* start Supplied entries *

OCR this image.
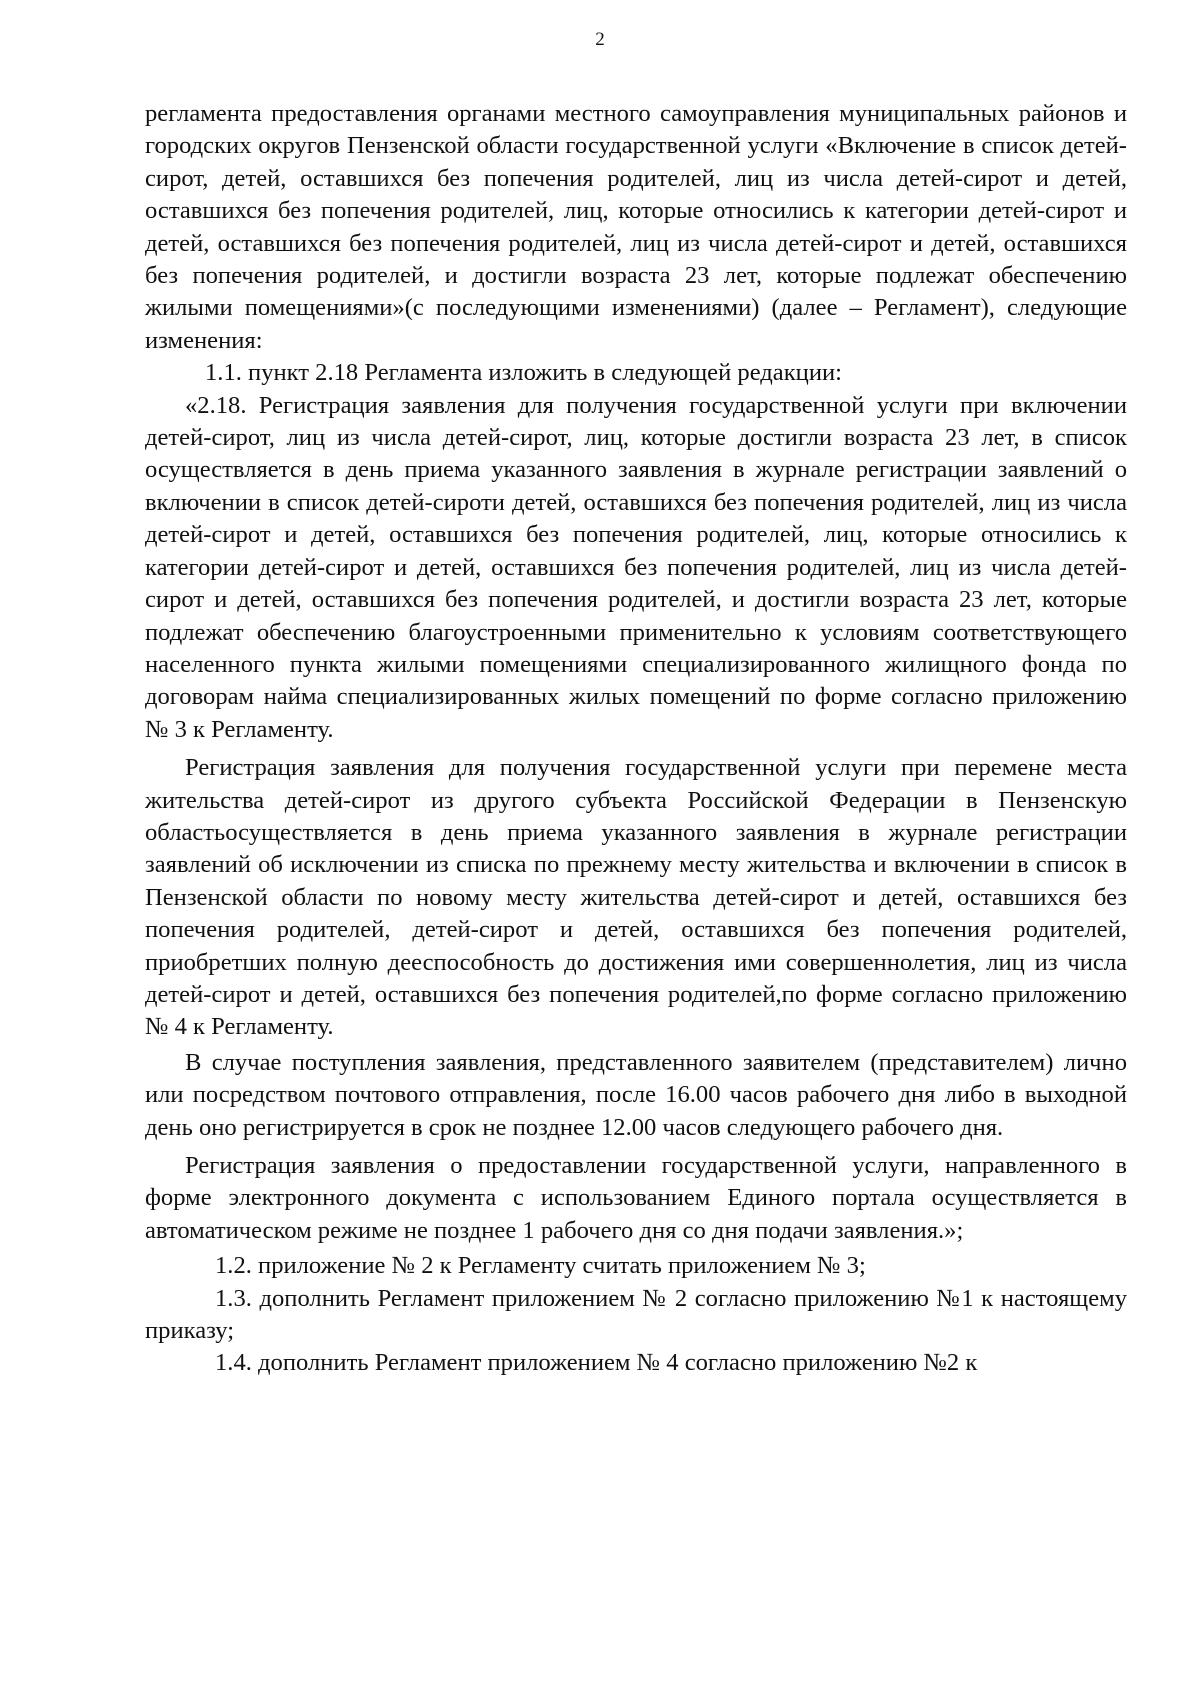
2

регламента предоставления органами местного самоуправления муниципальных районов и городских округов Пензенской области государственной услуги «Включение в список детей-сирот, детей, оставшихся без попечения родителей, лиц из числа детей-сирот и детей, оставшихся без попечения родителей, лиц, которые относились к категории детей-сирот и детей, оставшихся без попечения родителей, лиц из числа детей-сирот и детей, оставшихся без попечения родителей, и достигли возраста 23 лет, которые подлежат обеспечению жилыми помещениями»(с последующими изменениями) (далее – Регламент), следующие изменения:

1.1. пункт 2.18 Регламента изложить в следующей редакции:

«2.18. Регистрация заявления для получения государственной услуги при включении детей-сирот, лиц из числа детей-сирот, лиц, которые достигли возраста 23 лет, в список осуществляется в день приема указанного заявления в журнале регистрации заявлений о включении в список детей-сироти детей, оставшихся без попечения родителей, лиц из числа детей-сирот и детей, оставшихся без попечения родителей, лиц, которые относились к категории детей-сирот и детей, оставшихся без попечения родителей, лиц из числа детей-сирот и детей, оставшихся без попечения родителей, и достигли возраста 23 лет, которые подлежат обеспечению благоустроенными применительно к условиям соответствующего населенного пункта жилыми помещениями специализированного жилищного фонда по договорам найма специализированных жилых помещений по форме согласно приложению № 3 к Регламенту.

Регистрация заявления для получения государственной услуги при перемене места жительства детей-сирот из другого субъекта Российской Федерации в Пензенскую областьосуществляется в день приема указанного заявления в журнале регистрации заявлений об исключении из списка по прежнему месту жительства и включении в список в Пензенской области по новому месту жительства детей-сирот и детей, оставшихся без попечения родителей, детей-сирот и детей, оставшихся без попечения родителей, приобретших полную дееспособность до достижения ими совершеннолетия, лиц из числа детей-сирот и детей, оставшихся без попечения родителей,по форме согласно приложению № 4 к Регламенту.

В случае поступления заявления, представленного заявителем (представителем) лично или посредством почтового отправления, после 16.00 часов рабочего дня либо в выходной день оно регистрируется в срок не позднее 12.00 часов следующего рабочего дня.

Регистрация заявления о предоставлении государственной услуги, направленного в форме электронного документа с использованием Единого портала осуществляется в автоматическом режиме не позднее 1 рабочего дня со дня подачи заявления.»;

1.2. приложение № 2 к Регламенту считать приложением № 3;

1.3. дополнить Регламент приложением № 2 согласно приложению №1 к настоящему приказу;

1.4. дополнить Регламент приложением № 4 согласно приложению №2 к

* end Supplied entries *

* _Set problem_
Write the records above out again exactly, with no pictures in your copy.

* _Reply to the task_
OCR this image.
2

регламента предоставления органами местного самоуправления муниципальных районов и городских округов Пензенской области государственной услуги «Включение в список детей-сирот, детей, оставшихся без попечения родителей, лиц из числа детей-сирот и детей, оставшихся без попечения родителей, лиц, которые относились к категории детей-сирот и детей, оставшихся без попечения родителей, лиц из числа детей-сирот и детей, оставшихся без попечения родителей, и достигли возраста 23 лет, которые подлежат обеспечению жилыми помещениями»(с последующими изменениями) (далее – Регламент), следующие изменения:

1.1. пункт 2.18 Регламента изложить в следующей редакции:

«2.18. Регистрация заявления для получения государственной услуги при включении детей-сирот, лиц из числа детей-сирот, лиц, которые достигли возраста 23 лет, в список осуществляется в день приема указанного заявления в журнале регистрации заявлений о включении в список детей-сироти детей, оставшихся без попечения родителей, лиц из числа детей-сирот и детей, оставшихся без попечения родителей, лиц, которые относились к категории детей-сирот и детей, оставшихся без попечения родителей, лиц из числа детей-сирот и детей, оставшихся без попечения родителей, и достигли возраста 23 лет, которые подлежат обеспечению благоустроенными применительно к условиям соответствующего населенного пункта жилыми помещениями специализированного жилищного фонда по договорам найма специализированных жилых помещений по форме согласно приложению № 3 к Регламенту.

Регистрация заявления для получения государственной услуги при перемене места жительства детей-сирот из другого субъекта Российской Федерации в Пензенскую областьосуществляется в день приема указанного заявления в журнале регистрации заявлений об исключении из списка по прежнему месту жительства и включении в список в Пензенской области по новому месту жительства детей-сирот и детей, оставшихся без попечения родителей, детей-сирот и детей, оставшихся без попечения родителей, приобретших полную дееспособность до достижения ими совершеннолетия, лиц из числа детей-сирот и детей, оставшихся без попечения родителей,по форме согласно приложению № 4 к Регламенту.

В случае поступления заявления, представленного заявителем (представителем) лично или посредством почтового отправления, после 16.00 часов рабочего дня либо в выходной день оно регистрируется в срок не позднее 12.00 часов следующего рабочего дня.

Регистрация заявления о предоставлении государственной услуги, направленного в форме электронного документа с использованием Единого портала осуществляется в автоматическом режиме не позднее 1 рабочего дня со дня подачи заявления.»;

1.2. приложение № 2 к Регламенту считать приложением № 3;

1.3. дополнить Регламент приложением № 2 согласно приложению №1 к настоящему приказу;

1.4. дополнить Регламент приложением № 4 согласно приложению №2 к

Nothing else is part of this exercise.